# Requirement
Identify each line containing the word "Auto" and copy it.

**** Data extract

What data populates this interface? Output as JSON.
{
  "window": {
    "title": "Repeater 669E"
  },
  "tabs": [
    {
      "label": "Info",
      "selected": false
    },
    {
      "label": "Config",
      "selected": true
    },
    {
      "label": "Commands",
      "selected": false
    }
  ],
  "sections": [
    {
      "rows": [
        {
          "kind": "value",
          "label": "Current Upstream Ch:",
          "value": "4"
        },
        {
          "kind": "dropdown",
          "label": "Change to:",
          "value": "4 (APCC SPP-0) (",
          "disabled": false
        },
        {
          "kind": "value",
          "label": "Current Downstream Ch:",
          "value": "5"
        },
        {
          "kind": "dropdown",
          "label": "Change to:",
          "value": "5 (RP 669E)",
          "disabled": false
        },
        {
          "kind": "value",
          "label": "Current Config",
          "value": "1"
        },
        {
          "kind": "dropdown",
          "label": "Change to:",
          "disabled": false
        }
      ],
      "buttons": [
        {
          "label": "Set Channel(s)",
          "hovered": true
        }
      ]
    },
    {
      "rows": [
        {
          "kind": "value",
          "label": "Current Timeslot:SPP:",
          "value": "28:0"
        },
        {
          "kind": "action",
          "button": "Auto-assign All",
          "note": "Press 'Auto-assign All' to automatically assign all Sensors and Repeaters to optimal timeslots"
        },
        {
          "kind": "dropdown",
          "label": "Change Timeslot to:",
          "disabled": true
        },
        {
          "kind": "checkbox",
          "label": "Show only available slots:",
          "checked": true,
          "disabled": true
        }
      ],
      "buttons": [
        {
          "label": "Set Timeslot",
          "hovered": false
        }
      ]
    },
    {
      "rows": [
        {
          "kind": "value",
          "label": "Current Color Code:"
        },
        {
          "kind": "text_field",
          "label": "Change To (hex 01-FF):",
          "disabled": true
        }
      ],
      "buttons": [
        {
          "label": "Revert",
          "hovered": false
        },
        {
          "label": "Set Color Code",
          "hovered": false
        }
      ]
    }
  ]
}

********

# Answer to this problem
          "button": "Auto-assign All",
          "note": "Press 'Auto-assign All' to automatically assign all Sensors and Repeaters to optimal timeslots"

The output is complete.